**Directive:**
Among the entries below, find how many lines carry the word "amplitude" and state only that figure.

**Data for the task:**
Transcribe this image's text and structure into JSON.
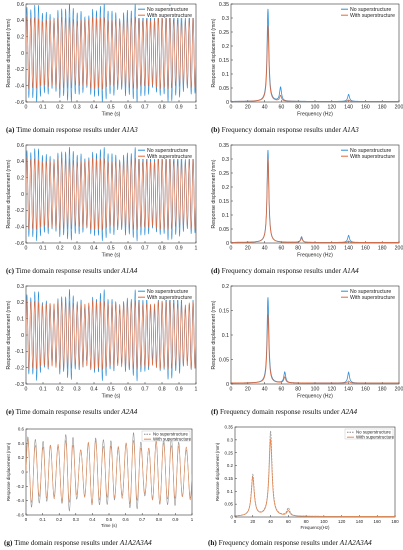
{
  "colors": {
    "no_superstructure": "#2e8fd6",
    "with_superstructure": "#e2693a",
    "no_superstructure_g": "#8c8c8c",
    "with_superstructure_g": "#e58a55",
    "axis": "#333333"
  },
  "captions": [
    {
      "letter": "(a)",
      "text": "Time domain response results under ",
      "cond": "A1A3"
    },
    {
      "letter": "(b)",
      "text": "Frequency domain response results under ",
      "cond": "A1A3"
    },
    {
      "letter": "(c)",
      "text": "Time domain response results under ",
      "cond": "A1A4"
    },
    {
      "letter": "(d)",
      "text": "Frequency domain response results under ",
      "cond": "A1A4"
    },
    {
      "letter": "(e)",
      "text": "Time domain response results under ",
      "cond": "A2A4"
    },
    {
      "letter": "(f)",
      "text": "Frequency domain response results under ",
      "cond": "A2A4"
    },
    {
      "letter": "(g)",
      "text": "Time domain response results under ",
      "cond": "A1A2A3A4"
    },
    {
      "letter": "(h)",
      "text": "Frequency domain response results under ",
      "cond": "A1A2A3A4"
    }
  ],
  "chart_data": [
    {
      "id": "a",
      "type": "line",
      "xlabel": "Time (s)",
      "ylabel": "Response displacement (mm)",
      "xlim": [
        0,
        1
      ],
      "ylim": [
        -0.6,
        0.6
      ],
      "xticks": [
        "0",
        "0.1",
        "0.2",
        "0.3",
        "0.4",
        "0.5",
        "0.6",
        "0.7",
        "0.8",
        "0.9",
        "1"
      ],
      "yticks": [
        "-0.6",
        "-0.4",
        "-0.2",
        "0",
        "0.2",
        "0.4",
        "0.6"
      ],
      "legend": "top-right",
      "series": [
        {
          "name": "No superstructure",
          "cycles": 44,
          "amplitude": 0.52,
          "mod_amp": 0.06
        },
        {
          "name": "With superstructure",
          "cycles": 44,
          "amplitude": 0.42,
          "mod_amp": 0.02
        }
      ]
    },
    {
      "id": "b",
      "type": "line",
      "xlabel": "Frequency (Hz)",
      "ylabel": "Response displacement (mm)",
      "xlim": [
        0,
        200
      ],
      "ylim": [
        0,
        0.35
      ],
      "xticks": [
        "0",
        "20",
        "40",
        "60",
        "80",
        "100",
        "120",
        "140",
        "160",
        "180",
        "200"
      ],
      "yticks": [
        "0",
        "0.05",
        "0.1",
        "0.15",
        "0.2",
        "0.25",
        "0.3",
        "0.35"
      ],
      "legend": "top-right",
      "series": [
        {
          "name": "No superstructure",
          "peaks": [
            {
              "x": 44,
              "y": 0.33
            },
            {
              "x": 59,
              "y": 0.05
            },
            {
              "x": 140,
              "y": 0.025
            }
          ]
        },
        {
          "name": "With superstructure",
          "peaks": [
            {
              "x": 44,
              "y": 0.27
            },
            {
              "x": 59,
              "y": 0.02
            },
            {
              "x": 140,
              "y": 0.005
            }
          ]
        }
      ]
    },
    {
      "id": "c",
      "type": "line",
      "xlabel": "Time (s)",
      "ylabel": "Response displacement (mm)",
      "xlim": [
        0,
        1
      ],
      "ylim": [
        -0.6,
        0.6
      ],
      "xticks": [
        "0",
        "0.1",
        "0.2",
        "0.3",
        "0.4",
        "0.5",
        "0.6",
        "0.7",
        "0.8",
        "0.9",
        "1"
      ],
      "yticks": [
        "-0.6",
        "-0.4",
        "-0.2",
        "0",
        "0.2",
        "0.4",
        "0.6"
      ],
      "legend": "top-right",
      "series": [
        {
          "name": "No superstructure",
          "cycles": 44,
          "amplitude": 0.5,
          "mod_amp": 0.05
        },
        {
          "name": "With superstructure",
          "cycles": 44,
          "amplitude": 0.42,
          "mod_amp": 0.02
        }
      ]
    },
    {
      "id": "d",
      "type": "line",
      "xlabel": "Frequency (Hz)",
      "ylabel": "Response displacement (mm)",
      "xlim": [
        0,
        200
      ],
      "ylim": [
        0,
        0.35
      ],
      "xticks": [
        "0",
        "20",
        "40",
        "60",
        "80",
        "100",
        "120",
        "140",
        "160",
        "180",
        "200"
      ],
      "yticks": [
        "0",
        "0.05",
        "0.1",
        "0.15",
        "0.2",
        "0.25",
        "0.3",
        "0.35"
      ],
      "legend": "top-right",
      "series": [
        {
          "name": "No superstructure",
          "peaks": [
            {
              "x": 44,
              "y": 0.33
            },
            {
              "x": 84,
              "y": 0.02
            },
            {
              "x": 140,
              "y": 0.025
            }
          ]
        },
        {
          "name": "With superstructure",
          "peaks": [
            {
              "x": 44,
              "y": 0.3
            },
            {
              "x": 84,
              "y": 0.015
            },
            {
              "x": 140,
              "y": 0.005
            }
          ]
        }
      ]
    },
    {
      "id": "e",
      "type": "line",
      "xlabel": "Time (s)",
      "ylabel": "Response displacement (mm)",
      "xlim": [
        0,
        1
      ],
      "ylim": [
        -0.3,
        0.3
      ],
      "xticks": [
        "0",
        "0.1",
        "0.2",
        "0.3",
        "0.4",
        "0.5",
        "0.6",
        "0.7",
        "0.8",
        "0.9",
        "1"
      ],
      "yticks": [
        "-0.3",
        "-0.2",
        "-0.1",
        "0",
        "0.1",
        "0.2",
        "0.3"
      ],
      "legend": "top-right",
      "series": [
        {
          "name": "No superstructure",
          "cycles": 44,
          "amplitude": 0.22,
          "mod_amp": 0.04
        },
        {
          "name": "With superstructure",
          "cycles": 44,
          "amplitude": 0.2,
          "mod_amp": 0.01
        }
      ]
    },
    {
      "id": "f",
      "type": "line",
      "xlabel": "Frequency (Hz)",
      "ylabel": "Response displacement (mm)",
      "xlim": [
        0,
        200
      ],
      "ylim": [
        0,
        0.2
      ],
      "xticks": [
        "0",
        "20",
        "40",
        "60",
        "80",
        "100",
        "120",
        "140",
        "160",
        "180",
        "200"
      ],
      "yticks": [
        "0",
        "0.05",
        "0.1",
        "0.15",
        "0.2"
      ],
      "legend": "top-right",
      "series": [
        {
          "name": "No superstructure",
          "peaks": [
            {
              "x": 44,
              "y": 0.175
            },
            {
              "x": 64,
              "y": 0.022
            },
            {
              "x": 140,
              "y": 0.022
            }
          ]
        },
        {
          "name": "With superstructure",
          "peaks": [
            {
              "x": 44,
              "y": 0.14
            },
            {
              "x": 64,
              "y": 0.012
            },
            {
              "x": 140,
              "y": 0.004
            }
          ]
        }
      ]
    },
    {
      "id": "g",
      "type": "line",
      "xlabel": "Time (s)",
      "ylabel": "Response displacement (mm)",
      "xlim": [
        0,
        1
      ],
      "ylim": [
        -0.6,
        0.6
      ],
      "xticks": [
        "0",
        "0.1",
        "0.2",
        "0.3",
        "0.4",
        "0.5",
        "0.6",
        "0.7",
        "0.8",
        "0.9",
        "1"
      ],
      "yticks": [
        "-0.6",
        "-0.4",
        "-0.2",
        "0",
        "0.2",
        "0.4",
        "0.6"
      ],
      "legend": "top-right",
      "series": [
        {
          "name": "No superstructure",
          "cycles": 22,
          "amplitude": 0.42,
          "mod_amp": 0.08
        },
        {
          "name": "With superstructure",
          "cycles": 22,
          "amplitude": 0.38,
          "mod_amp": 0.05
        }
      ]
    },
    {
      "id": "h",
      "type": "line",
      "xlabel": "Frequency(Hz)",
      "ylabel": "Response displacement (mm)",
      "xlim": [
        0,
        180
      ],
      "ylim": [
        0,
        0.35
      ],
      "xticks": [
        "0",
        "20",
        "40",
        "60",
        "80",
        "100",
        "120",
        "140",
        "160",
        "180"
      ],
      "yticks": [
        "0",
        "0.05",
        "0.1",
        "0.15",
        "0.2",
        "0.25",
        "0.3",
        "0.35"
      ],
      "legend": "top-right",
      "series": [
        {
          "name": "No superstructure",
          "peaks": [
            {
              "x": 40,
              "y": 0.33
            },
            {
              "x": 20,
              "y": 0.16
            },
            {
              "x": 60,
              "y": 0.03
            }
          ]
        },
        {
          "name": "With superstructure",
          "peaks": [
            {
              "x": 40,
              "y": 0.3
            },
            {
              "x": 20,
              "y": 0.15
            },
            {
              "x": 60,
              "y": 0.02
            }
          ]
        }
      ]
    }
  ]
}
==
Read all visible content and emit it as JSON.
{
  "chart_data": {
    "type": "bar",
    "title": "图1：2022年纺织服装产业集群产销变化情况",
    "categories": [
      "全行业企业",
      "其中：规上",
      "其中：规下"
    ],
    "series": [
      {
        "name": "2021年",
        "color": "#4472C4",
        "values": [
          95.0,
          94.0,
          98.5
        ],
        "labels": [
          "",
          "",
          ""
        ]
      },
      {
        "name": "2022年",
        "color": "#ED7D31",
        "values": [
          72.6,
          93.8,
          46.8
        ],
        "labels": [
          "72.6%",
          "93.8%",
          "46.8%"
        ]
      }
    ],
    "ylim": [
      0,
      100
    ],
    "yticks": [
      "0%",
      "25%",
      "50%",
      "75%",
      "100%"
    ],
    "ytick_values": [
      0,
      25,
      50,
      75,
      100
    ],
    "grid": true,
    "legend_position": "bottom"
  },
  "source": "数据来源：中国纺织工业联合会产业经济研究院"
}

**Task result:**
8